Written problem ::
Select the lines that contain "diarios" and copy each of them.

Source material ::
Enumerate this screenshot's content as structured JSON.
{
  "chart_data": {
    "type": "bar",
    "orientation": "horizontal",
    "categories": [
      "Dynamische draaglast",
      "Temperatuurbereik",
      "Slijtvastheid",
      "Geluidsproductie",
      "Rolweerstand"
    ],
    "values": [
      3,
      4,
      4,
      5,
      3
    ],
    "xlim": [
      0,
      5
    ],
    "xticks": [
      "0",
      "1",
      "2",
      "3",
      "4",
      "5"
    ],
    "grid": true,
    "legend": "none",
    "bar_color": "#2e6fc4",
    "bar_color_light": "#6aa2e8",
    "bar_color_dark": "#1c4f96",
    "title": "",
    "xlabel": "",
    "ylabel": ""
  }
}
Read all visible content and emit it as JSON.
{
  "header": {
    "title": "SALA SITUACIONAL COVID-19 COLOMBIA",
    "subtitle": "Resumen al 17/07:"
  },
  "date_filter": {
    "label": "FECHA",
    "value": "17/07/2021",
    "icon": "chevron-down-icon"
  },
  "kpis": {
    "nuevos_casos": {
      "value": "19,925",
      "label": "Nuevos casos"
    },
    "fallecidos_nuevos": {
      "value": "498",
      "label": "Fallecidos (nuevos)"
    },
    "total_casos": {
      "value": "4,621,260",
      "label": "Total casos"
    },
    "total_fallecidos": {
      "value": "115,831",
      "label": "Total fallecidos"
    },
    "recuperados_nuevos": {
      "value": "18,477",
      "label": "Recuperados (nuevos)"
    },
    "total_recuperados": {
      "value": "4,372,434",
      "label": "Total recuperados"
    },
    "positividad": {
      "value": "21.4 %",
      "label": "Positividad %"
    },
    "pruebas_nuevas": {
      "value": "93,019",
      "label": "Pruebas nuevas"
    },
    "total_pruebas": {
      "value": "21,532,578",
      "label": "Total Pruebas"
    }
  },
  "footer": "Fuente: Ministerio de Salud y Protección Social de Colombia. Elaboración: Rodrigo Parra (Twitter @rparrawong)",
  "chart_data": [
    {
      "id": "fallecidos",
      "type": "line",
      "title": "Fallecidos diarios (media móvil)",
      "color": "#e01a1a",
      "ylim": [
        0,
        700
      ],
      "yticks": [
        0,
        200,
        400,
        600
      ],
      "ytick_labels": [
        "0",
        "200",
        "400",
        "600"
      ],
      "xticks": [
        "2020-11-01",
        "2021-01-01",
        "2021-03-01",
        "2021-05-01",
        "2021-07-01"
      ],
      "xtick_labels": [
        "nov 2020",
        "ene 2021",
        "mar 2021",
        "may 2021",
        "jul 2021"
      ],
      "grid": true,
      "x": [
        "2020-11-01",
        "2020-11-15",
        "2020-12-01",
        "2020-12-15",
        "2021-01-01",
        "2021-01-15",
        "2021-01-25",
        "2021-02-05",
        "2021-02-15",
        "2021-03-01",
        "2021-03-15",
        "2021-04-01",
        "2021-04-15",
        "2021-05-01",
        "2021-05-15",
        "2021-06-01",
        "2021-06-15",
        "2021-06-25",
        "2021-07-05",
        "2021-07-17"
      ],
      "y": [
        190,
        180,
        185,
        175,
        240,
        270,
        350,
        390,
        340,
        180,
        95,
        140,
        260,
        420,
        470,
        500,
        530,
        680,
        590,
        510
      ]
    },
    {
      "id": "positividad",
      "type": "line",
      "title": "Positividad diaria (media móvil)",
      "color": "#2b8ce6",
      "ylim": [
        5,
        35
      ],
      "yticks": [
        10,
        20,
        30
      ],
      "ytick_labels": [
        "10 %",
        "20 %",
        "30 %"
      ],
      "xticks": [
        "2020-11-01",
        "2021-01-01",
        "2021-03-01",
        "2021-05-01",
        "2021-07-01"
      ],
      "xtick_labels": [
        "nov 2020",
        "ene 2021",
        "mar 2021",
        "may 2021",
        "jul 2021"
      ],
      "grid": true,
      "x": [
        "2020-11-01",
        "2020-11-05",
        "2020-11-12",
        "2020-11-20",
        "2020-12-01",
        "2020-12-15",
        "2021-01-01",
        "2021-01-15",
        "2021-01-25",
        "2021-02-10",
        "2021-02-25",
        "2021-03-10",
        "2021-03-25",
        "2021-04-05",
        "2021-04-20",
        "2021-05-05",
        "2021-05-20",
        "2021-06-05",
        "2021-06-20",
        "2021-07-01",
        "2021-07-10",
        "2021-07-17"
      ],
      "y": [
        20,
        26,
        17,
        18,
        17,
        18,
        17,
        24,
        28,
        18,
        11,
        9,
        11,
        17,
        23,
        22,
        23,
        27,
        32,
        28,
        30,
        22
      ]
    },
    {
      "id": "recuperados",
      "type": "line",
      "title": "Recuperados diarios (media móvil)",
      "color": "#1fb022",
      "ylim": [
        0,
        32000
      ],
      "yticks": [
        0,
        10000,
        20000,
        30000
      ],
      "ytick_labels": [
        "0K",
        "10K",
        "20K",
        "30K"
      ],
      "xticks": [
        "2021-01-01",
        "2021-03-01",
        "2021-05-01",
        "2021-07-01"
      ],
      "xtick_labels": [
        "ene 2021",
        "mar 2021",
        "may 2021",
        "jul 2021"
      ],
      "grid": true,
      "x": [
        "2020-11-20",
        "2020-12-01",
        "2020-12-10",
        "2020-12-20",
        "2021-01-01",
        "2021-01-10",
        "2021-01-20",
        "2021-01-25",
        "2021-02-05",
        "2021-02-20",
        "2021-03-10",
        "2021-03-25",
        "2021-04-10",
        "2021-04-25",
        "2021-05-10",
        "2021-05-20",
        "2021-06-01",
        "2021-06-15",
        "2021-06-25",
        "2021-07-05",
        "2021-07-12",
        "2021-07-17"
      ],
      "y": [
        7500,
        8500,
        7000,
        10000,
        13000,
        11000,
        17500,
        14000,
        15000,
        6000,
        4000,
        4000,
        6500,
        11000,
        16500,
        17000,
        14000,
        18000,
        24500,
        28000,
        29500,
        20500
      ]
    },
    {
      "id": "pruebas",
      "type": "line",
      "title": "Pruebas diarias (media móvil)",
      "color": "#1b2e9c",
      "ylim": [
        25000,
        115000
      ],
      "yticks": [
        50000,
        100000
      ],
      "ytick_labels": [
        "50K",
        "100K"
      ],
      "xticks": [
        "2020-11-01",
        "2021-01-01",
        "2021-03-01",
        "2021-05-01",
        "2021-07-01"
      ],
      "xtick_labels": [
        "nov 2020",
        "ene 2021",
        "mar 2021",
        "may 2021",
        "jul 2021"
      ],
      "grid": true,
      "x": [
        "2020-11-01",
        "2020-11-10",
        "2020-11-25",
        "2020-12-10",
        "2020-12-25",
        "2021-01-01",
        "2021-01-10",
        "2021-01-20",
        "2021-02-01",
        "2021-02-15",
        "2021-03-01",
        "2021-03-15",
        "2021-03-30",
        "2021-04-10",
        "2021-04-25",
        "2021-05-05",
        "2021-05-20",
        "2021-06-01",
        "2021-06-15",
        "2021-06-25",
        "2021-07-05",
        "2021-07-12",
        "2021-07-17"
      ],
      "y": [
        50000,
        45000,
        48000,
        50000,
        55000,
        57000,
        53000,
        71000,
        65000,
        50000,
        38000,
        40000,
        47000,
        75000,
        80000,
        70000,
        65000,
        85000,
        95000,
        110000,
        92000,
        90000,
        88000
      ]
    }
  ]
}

* * *

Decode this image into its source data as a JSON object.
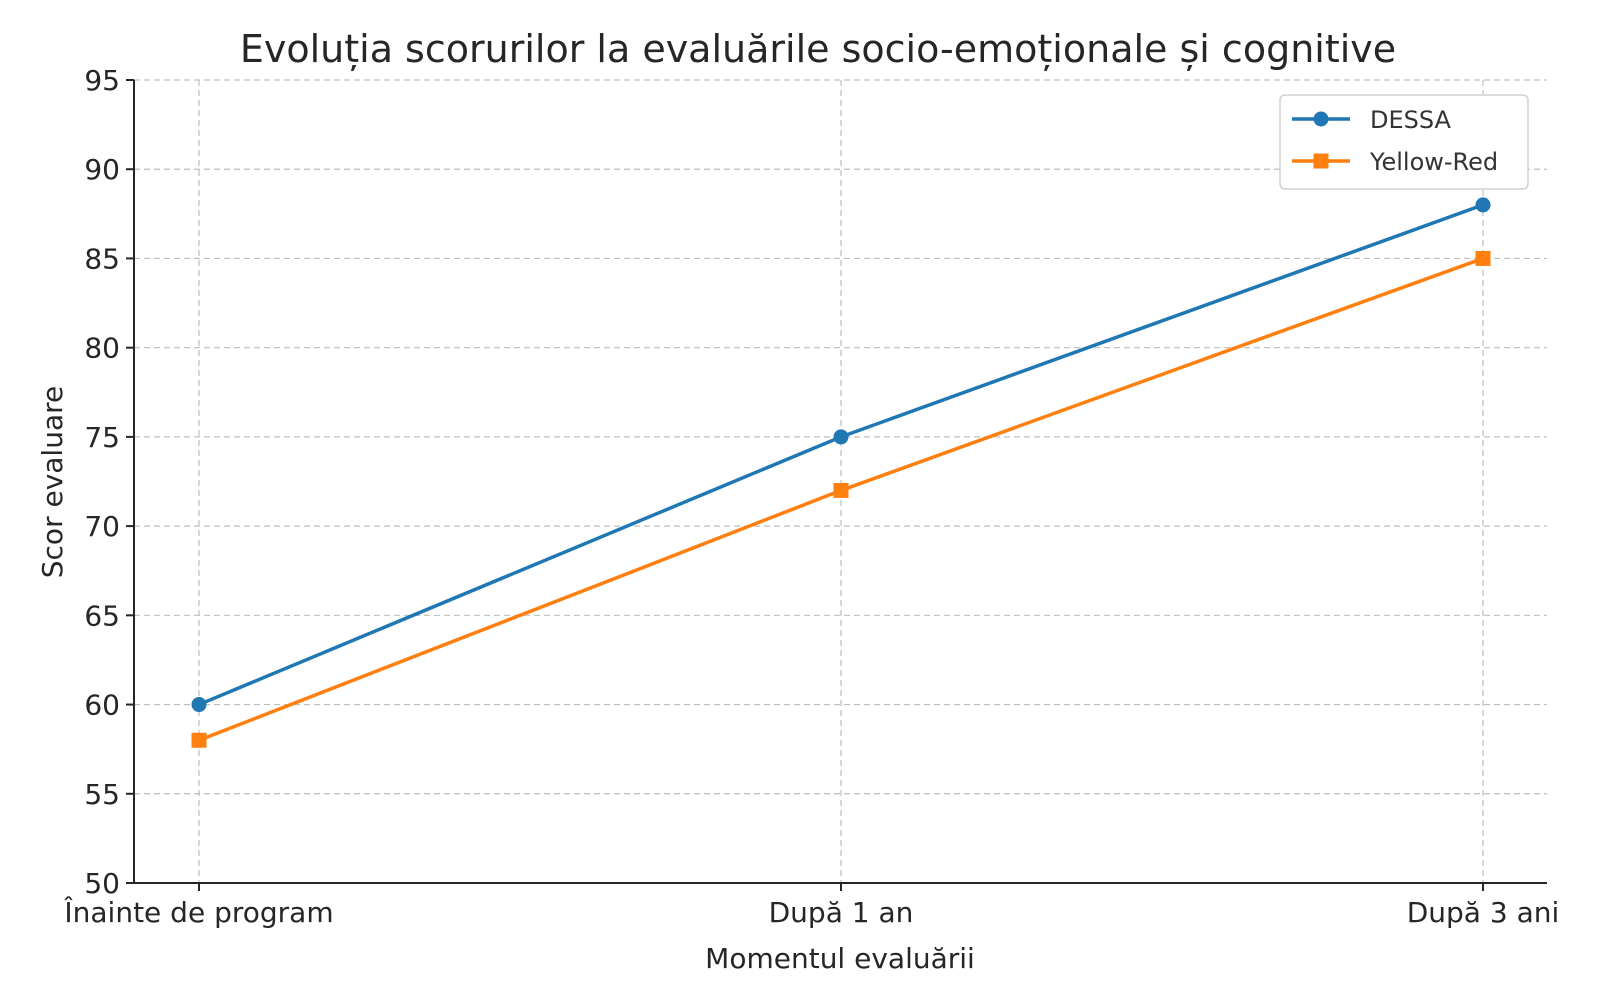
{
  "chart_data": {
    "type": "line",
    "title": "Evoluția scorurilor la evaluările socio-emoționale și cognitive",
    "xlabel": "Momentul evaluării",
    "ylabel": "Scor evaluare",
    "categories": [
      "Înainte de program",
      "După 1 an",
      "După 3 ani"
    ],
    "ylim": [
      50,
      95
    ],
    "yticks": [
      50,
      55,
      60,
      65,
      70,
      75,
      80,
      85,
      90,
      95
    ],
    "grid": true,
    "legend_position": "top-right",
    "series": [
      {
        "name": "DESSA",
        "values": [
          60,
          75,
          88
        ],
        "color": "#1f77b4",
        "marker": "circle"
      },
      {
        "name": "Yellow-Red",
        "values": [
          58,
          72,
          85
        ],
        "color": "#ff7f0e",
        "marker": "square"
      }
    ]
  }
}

---

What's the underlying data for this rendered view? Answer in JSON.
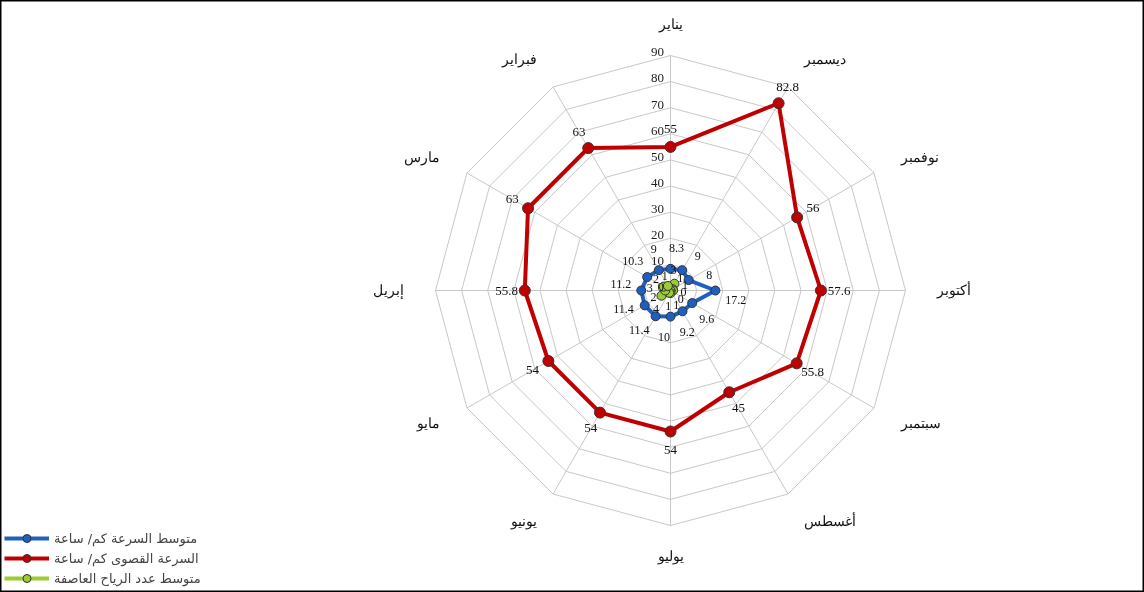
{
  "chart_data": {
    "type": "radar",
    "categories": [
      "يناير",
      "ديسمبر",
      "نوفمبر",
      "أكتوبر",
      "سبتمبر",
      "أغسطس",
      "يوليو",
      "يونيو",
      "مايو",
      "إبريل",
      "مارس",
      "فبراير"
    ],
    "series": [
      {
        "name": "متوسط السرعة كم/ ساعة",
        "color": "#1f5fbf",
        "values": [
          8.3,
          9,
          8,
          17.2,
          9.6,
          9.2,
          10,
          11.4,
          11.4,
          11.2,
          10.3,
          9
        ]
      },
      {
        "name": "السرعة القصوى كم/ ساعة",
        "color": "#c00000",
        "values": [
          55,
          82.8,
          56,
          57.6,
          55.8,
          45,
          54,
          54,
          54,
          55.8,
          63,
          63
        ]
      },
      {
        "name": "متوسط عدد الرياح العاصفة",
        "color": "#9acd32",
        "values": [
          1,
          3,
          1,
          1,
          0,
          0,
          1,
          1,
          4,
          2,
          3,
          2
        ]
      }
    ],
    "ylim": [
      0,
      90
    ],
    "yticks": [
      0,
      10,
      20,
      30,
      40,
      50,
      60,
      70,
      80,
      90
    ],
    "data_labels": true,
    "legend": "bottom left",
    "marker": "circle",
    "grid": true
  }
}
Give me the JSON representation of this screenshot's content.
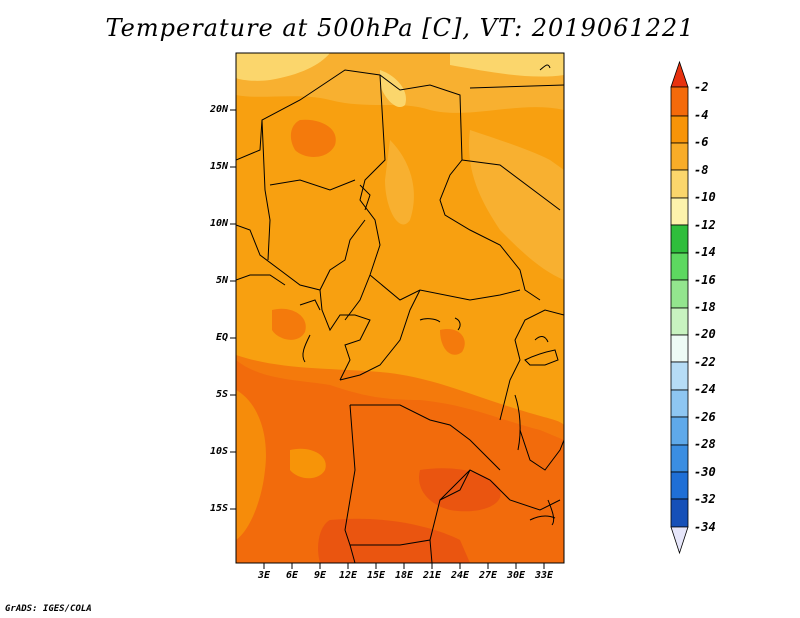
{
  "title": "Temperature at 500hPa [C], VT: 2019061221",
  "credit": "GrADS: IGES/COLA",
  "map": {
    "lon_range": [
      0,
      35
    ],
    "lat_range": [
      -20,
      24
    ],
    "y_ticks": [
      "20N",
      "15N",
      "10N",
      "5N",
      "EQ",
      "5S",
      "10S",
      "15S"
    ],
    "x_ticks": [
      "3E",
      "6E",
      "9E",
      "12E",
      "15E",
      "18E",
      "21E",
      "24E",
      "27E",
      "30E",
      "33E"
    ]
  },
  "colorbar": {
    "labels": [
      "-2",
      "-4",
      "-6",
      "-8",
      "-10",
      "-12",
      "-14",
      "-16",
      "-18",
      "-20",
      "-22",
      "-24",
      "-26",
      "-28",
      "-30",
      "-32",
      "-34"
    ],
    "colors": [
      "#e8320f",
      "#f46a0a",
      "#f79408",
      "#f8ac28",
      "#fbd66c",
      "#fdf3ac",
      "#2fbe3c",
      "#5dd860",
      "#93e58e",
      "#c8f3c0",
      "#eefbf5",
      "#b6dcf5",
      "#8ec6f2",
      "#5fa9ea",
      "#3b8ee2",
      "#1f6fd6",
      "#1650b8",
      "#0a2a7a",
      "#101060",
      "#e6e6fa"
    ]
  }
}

Output for this exercise ::
      "title": "Fallecidos diarios (media móvil)",
      "title": "Recuperados diarios (media móvil)",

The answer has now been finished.